** start of RECORDS SHOWN **
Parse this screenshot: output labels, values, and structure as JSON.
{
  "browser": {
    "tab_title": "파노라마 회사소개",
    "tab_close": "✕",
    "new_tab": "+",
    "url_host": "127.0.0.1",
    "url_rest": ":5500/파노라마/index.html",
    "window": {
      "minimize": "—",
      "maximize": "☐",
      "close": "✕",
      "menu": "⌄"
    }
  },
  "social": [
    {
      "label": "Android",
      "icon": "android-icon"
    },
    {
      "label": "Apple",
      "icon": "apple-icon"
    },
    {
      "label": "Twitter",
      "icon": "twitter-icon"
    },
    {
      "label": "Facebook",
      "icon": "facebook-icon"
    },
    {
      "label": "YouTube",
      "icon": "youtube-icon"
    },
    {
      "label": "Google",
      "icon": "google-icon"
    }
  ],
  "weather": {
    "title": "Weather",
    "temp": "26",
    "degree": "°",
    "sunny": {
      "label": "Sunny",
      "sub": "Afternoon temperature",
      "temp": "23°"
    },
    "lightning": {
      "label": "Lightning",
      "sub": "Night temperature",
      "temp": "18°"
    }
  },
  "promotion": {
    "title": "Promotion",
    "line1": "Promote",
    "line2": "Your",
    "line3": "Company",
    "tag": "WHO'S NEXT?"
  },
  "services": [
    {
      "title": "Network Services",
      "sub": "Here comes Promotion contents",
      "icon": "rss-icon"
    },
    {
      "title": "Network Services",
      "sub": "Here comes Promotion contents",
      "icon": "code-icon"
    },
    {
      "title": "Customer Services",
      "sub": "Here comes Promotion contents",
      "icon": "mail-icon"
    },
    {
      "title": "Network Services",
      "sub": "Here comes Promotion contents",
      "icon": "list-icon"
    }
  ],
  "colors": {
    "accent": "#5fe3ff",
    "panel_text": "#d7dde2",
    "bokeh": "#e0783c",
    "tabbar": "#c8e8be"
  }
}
** end of RECORDS SHOWN **
_EXERCISE GOAL_:
Return every line above in which the string "파노라마" occurs.

_TASK SOLUTION_:
    "tab_title": "파노라마 회사소개",
    "url_rest": ":5500/파노라마/index.html",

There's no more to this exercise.